■ Required work
Give back a single number, the count of lines containing the word "title".

********

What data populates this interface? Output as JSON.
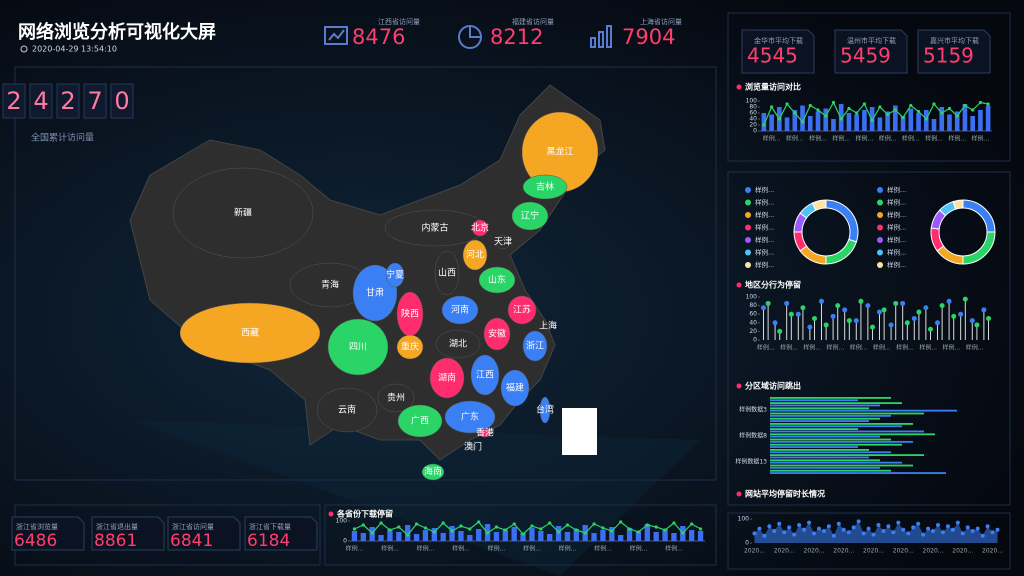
{
  "header": {
    "title": "网络浏览分析可视化大屏",
    "datetime": "2020-04-29 13:54:10"
  },
  "stats": [
    {
      "label": "江西省访问量",
      "value": "8476"
    },
    {
      "label": "福建省访问量",
      "value": "8212"
    },
    {
      "label": "上海省访问量",
      "value": "7904"
    }
  ],
  "total": {
    "digits": [
      "2",
      "4",
      "2",
      "7",
      "0"
    ],
    "label": "全国累计访问量"
  },
  "map": {
    "provinces": [
      {
        "name": "新疆",
        "color": "#2e2e2e"
      },
      {
        "name": "西藏",
        "color": "#f5a623"
      },
      {
        "name": "青海",
        "color": "#2e2e2e"
      },
      {
        "name": "甘肃",
        "color": "#3b7ff5"
      },
      {
        "name": "内蒙古",
        "color": "#2e2e2e"
      },
      {
        "name": "黑龙江",
        "color": "#f5a623"
      },
      {
        "name": "吉林",
        "color": "#2bd467"
      },
      {
        "name": "辽宁",
        "color": "#2bd467"
      },
      {
        "name": "北京",
        "color": "#ff2d6e"
      },
      {
        "name": "天津",
        "color": "#2e2e2e"
      },
      {
        "name": "河北",
        "color": "#f5a623"
      },
      {
        "name": "山西",
        "color": "#2e2e2e"
      },
      {
        "name": "山东",
        "color": "#2bd467"
      },
      {
        "name": "宁夏",
        "color": "#3b7ff5"
      },
      {
        "name": "陕西",
        "color": "#ff2d6e"
      },
      {
        "name": "河南",
        "color": "#3b7ff5"
      },
      {
        "name": "江苏",
        "color": "#ff2d6e"
      },
      {
        "name": "安徽",
        "color": "#ff2d6e"
      },
      {
        "name": "上海",
        "color": "#2e2e2e"
      },
      {
        "name": "四川",
        "color": "#2bd467"
      },
      {
        "name": "重庆",
        "color": "#f5a623"
      },
      {
        "name": "湖北",
        "color": "#2e2e2e"
      },
      {
        "name": "浙江",
        "color": "#3b7ff5"
      },
      {
        "name": "湖南",
        "color": "#ff2d6e"
      },
      {
        "name": "江西",
        "color": "#3b7ff5"
      },
      {
        "name": "福建",
        "color": "#3b7ff5"
      },
      {
        "name": "贵州",
        "color": "#2e2e2e"
      },
      {
        "name": "云南",
        "color": "#2e2e2e"
      },
      {
        "name": "广西",
        "color": "#2bd467"
      },
      {
        "name": "广东",
        "color": "#3b7ff5"
      },
      {
        "name": "台湾",
        "color": "#3b7ff5"
      },
      {
        "name": "香港",
        "color": "#ff2d6e"
      },
      {
        "name": "澳门",
        "color": "#2e2e2e"
      },
      {
        "name": "海南",
        "color": "#2bd467"
      }
    ]
  },
  "bottom_stats": [
    {
      "label": "浙江省浏览量",
      "value": "6486"
    },
    {
      "label": "浙江省退出量",
      "value": "8861"
    },
    {
      "label": "浙江省访问量",
      "value": "6841"
    },
    {
      "label": "浙江省下载量",
      "value": "6184"
    }
  ],
  "right_stats": [
    {
      "label": "金华市平均下载",
      "value": "4545"
    },
    {
      "label": "温州市平均下载",
      "value": "5459"
    },
    {
      "label": "嘉兴市平均下载",
      "value": "5159"
    }
  ],
  "chart_data": [
    {
      "type": "bar_line",
      "title": "浏览量访问对比",
      "categories": [
        null,
        "样例...",
        null,
        null,
        "样例...",
        null,
        null,
        "样例...",
        null,
        null,
        "样例...",
        null,
        null,
        "样例...",
        null,
        null,
        "样例...",
        null,
        null,
        "样例...",
        null,
        null,
        "样例...",
        null,
        null,
        "样例...",
        null,
        null,
        "样例...",
        null
      ],
      "ylim": [
        0,
        100
      ],
      "yticks": [
        0,
        20,
        40,
        60,
        80,
        100
      ],
      "series": [
        {
          "kind": "bar",
          "color": "#3b6ff0",
          "values": [
            60,
            55,
            80,
            45,
            70,
            85,
            50,
            65,
            75,
            40,
            90,
            60,
            55,
            70,
            80,
            45,
            65,
            85,
            50,
            75,
            60,
            70,
            40,
            80,
            55,
            65,
            90,
            50,
            70,
            85
          ]
        },
        {
          "kind": "line",
          "color": "#2bd467",
          "values": [
            20,
            80,
            40,
            90,
            60,
            30,
            85,
            70,
            50,
            95,
            40,
            75,
            60,
            90,
            35,
            80,
            55,
            70,
            45,
            85,
            65,
            40,
            90,
            60,
            75,
            50,
            85,
            70,
            95,
            90
          ]
        }
      ]
    },
    {
      "type": "pie",
      "categories": [
        "样例...",
        "样例...",
        "样例...",
        "样例...",
        "样例...",
        "样例...",
        "样例..."
      ],
      "values": [
        30,
        20,
        15,
        10,
        10,
        8,
        7
      ],
      "colors": [
        "#3b7ff5",
        "#2bd467",
        "#f5a623",
        "#ff2d6e",
        "#9b59ff",
        "#4fc3f7",
        "#ffe3a0"
      ]
    },
    {
      "type": "pie",
      "categories": [
        "样例...",
        "样例...",
        "样例...",
        "样例...",
        "样例...",
        "样例...",
        "样例..."
      ],
      "values": [
        25,
        25,
        15,
        12,
        10,
        8,
        5
      ],
      "colors": [
        "#3b7ff5",
        "#2bd467",
        "#f5a623",
        "#ff2d6e",
        "#9b59ff",
        "#4fc3f7",
        "#ffe3a0"
      ]
    },
    {
      "type": "lollipop",
      "title": "地区分行为停留",
      "categories": [
        "样例...",
        null,
        "样例...",
        null,
        "样例...",
        null,
        "样例...",
        null,
        "样例...",
        null,
        "样例...",
        null,
        "样例...",
        null,
        "样例...",
        null,
        "样例...",
        null,
        "样例...",
        null
      ],
      "ylim": [
        0,
        100
      ],
      "yticks": [
        0,
        20,
        40,
        60,
        80,
        100
      ],
      "series": [
        {
          "color": "#3b7ff5",
          "values": [
            75,
            40,
            85,
            60,
            30,
            90,
            55,
            70,
            45,
            80,
            65,
            35,
            85,
            50,
            75,
            40,
            90,
            60,
            45,
            70
          ]
        },
        {
          "color": "#2bd467",
          "values": [
            85,
            20,
            60,
            75,
            50,
            35,
            80,
            45,
            90,
            30,
            70,
            85,
            40,
            65,
            25,
            80,
            55,
            95,
            35,
            50
          ]
        }
      ]
    },
    {
      "type": "hbar",
      "title": "分区域访问跳出",
      "categories": [
        null,
        null,
        "样例数据3",
        null,
        null,
        null,
        null,
        "样例数据8",
        null,
        null,
        null,
        null,
        "样例数据13",
        null,
        null
      ],
      "xlim": [
        0,
        100
      ],
      "series": [
        {
          "color": "#2bd467",
          "values": [
            55,
            60,
            45,
            70,
            50,
            65,
            40,
            75,
            55,
            60,
            45,
            70,
            50,
            65,
            55
          ]
        },
        {
          "color": "#3b7ff5",
          "values": [
            40,
            50,
            85,
            55,
            45,
            60,
            70,
            50,
            65,
            40,
            55,
            45,
            60,
            50,
            80
          ]
        }
      ]
    },
    {
      "type": "area",
      "title": "网站平均停留时长情况",
      "categories": [
        "2020...",
        null,
        null,
        null,
        null,
        null,
        "2020...",
        null,
        null,
        null,
        null,
        null,
        "2020...",
        null,
        null,
        null,
        null,
        null,
        "2020...",
        null,
        null,
        null,
        null,
        null,
        "2020...",
        null,
        null,
        null,
        null,
        null,
        "2020...",
        null,
        null,
        null,
        null,
        null,
        "2020...",
        null,
        null,
        null,
        null,
        null,
        "2020...",
        null,
        null,
        null,
        null,
        null,
        "2020...",
        null
      ],
      "ylim": [
        0,
        100
      ],
      "yticks": [
        0,
        100
      ],
      "color": "#3b7ff5",
      "values": [
        40,
        60,
        30,
        70,
        50,
        80,
        45,
        65,
        35,
        75,
        55,
        85,
        40,
        60,
        50,
        70,
        30,
        80,
        55,
        45,
        65,
        90,
        40,
        60,
        35,
        75,
        50,
        70,
        45,
        85,
        55,
        40,
        65,
        80,
        35,
        60,
        50,
        75,
        45,
        70,
        55,
        85,
        40,
        65,
        50,
        60,
        30,
        70,
        45,
        55
      ]
    },
    {
      "type": "bar_line",
      "title": "各省份下载停留",
      "categories": [
        "样例...",
        null,
        null,
        null,
        "样例...",
        null,
        null,
        null,
        "样例...",
        null,
        null,
        null,
        "样例...",
        null,
        null,
        null,
        "样例...",
        null,
        null,
        null,
        "样例...",
        null,
        null,
        null,
        "样例...",
        null,
        null,
        null,
        "样例...",
        null,
        null,
        null,
        "样例...",
        null,
        null,
        null,
        "样例...",
        null,
        null,
        null
      ],
      "ylim": [
        0,
        100
      ],
      "yticks": [
        0,
        100
      ],
      "series": [
        {
          "kind": "bar",
          "color": "#3b6ff0",
          "values": [
            50,
            40,
            70,
            30,
            60,
            45,
            80,
            35,
            55,
            65,
            40,
            75,
            50,
            30,
            60,
            85,
            45,
            55,
            70,
            40,
            65,
            50,
            35,
            75,
            45,
            60,
            80,
            40,
            55,
            70,
            30,
            65,
            50,
            85,
            45,
            60,
            40,
            75,
            55,
            50
          ]
        },
        {
          "kind": "line",
          "color": "#2bd467",
          "values": [
            60,
            80,
            40,
            90,
            55,
            70,
            30,
            85,
            65,
            45,
            90,
            50,
            75,
            60,
            95,
            40,
            70,
            55,
            85,
            35,
            75,
            60,
            90,
            45,
            80,
            55,
            40,
            85,
            65,
            50,
            95,
            60,
            45,
            80,
            70,
            55,
            90,
            40,
            85,
            60
          ]
        }
      ]
    }
  ]
}
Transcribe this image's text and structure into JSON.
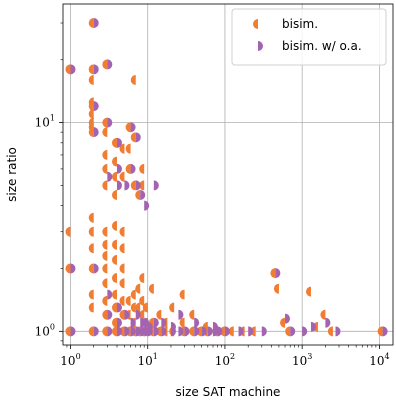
{
  "chart_data": {
    "type": "scatter",
    "title": "",
    "xlabel": "size SAT machine",
    "ylabel": "size ratio",
    "xscale": "log",
    "yscale": "log",
    "xlim": [
      0.8,
      15000
    ],
    "ylim": [
      0.86,
      37
    ],
    "xticks": [
      {
        "value": 1,
        "base": "10",
        "exp": "0"
      },
      {
        "value": 10,
        "base": "10",
        "exp": "1"
      },
      {
        "value": 100,
        "base": "10",
        "exp": "2"
      },
      {
        "value": 1000,
        "base": "10",
        "exp": "3"
      },
      {
        "value": 10000,
        "base": "10",
        "exp": "4"
      }
    ],
    "yticks": [
      {
        "value": 1,
        "base": "10",
        "exp": "0"
      },
      {
        "value": 10,
        "base": "10",
        "exp": "1"
      }
    ],
    "grid": true,
    "legend_position": "top-right",
    "series": [
      {
        "name": "bisim.",
        "color": "#f07d32",
        "marker": "left-half-circle",
        "points": [
          [
            1,
            18
          ],
          [
            1,
            3
          ],
          [
            1,
            2
          ],
          [
            1,
            1
          ],
          [
            2,
            30
          ],
          [
            2,
            18
          ],
          [
            2,
            16
          ],
          [
            2,
            12.5
          ],
          [
            2,
            12
          ],
          [
            2,
            11
          ],
          [
            2,
            10
          ],
          [
            2,
            9.5
          ],
          [
            2,
            9
          ],
          [
            2,
            3.5
          ],
          [
            2,
            3
          ],
          [
            2,
            2.5
          ],
          [
            2,
            2
          ],
          [
            2,
            1.5
          ],
          [
            2,
            1.3
          ],
          [
            2,
            1
          ],
          [
            3,
            19
          ],
          [
            3,
            10
          ],
          [
            3,
            9
          ],
          [
            3,
            7
          ],
          [
            3,
            6
          ],
          [
            3,
            5
          ],
          [
            3,
            3
          ],
          [
            3,
            2.6
          ],
          [
            3,
            2.3
          ],
          [
            3,
            2
          ],
          [
            3,
            1.7
          ],
          [
            3,
            1.4
          ],
          [
            3,
            1.2
          ],
          [
            3,
            1
          ],
          [
            4,
            8
          ],
          [
            4,
            6.5
          ],
          [
            4,
            5.5
          ],
          [
            4,
            4.5
          ],
          [
            4,
            3.2
          ],
          [
            4,
            2.6
          ],
          [
            4,
            2.2
          ],
          [
            4,
            1.8
          ],
          [
            4,
            1.5
          ],
          [
            4,
            1.3
          ],
          [
            4,
            1.1
          ],
          [
            4,
            1
          ],
          [
            5,
            7.5
          ],
          [
            5,
            5.5
          ],
          [
            5,
            3
          ],
          [
            5,
            2.5
          ],
          [
            5,
            2
          ],
          [
            5,
            1.7
          ],
          [
            5,
            1.4
          ],
          [
            5,
            1.2
          ],
          [
            5,
            1
          ],
          [
            6,
            9.5
          ],
          [
            6,
            7.5
          ],
          [
            6,
            6
          ],
          [
            6,
            1.4
          ],
          [
            6,
            1.2
          ],
          [
            6,
            1
          ],
          [
            7,
            16
          ],
          [
            7,
            8.5
          ],
          [
            7,
            5
          ],
          [
            7,
            1.5
          ],
          [
            7,
            1.3
          ],
          [
            7,
            1.1
          ],
          [
            7,
            1
          ],
          [
            8,
            4.5
          ],
          [
            8,
            1.6
          ],
          [
            8,
            1.3
          ],
          [
            8,
            1
          ],
          [
            9,
            6
          ],
          [
            9,
            5
          ],
          [
            9,
            1.8
          ],
          [
            9,
            1.4
          ],
          [
            9,
            1.2
          ],
          [
            9,
            1
          ],
          [
            10,
            1.3
          ],
          [
            10,
            1.1
          ],
          [
            10,
            1
          ],
          [
            12,
            1.6
          ],
          [
            12,
            1.1
          ],
          [
            12,
            1
          ],
          [
            15,
            1.2
          ],
          [
            15,
            1
          ],
          [
            18,
            1.1
          ],
          [
            18,
            1
          ],
          [
            22,
            1.3
          ],
          [
            22,
            1
          ],
          [
            30,
            1.5
          ],
          [
            30,
            1.1
          ],
          [
            30,
            1
          ],
          [
            40,
            1.2
          ],
          [
            40,
            1
          ],
          [
            50,
            1
          ],
          [
            60,
            1.05
          ],
          [
            60,
            1
          ],
          [
            80,
            1
          ],
          [
            100,
            1
          ],
          [
            130,
            1
          ],
          [
            180,
            1
          ],
          [
            250,
            1
          ],
          [
            450,
            1.9
          ],
          [
            500,
            1.6
          ],
          [
            600,
            1.1
          ],
          [
            700,
            1
          ],
          [
            1300,
            1.55
          ],
          [
            1600,
            1.05
          ],
          [
            2000,
            1.2
          ],
          [
            2500,
            1
          ],
          [
            11000,
            1
          ]
        ]
      },
      {
        "name": "bisim. w/ o.a.",
        "color": "#a463b0",
        "marker": "right-half-circle",
        "points": [
          [
            1,
            18
          ],
          [
            1,
            2
          ],
          [
            1,
            1
          ],
          [
            2,
            30
          ],
          [
            2,
            18
          ],
          [
            2,
            12
          ],
          [
            2,
            9
          ],
          [
            2,
            2
          ],
          [
            2,
            1
          ],
          [
            3,
            19
          ],
          [
            3,
            10
          ],
          [
            3,
            5.5
          ],
          [
            3,
            1.5
          ],
          [
            3,
            1.2
          ],
          [
            3,
            1
          ],
          [
            4,
            8
          ],
          [
            4,
            6
          ],
          [
            4,
            5
          ],
          [
            4,
            1.3
          ],
          [
            4,
            1.1
          ],
          [
            4,
            1
          ],
          [
            5,
            5
          ],
          [
            5,
            1.2
          ],
          [
            5,
            1
          ],
          [
            6,
            9.5
          ],
          [
            6,
            6
          ],
          [
            6,
            1.1
          ],
          [
            6,
            1
          ],
          [
            7,
            8.5
          ],
          [
            7,
            5
          ],
          [
            7,
            1.2
          ],
          [
            7,
            1
          ],
          [
            8,
            4.5
          ],
          [
            8,
            1.1
          ],
          [
            8,
            1
          ],
          [
            9,
            4
          ],
          [
            9,
            1.1
          ],
          [
            9,
            1
          ],
          [
            10,
            1.05
          ],
          [
            10,
            1
          ],
          [
            12,
            5
          ],
          [
            12,
            1.1
          ],
          [
            12,
            1
          ],
          [
            15,
            1.1
          ],
          [
            15,
            1
          ],
          [
            20,
            1.05
          ],
          [
            20,
            1
          ],
          [
            25,
            1.2
          ],
          [
            25,
            1
          ],
          [
            30,
            1
          ],
          [
            40,
            1.1
          ],
          [
            40,
            1
          ],
          [
            50,
            1
          ],
          [
            60,
            1
          ],
          [
            70,
            1.05
          ],
          [
            70,
            1
          ],
          [
            80,
            1
          ],
          [
            100,
            1
          ],
          [
            150,
            1
          ],
          [
            200,
            1
          ],
          [
            300,
            1
          ],
          [
            450,
            1.9
          ],
          [
            600,
            1.15
          ],
          [
            700,
            1
          ],
          [
            1000,
            1
          ],
          [
            1300,
            1.05
          ],
          [
            2000,
            1.1
          ],
          [
            2700,
            1
          ],
          [
            11000,
            1
          ]
        ]
      }
    ]
  }
}
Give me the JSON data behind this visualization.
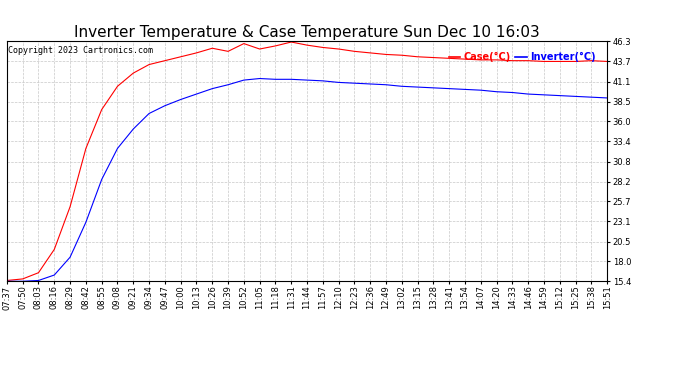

********

■ Written solution
7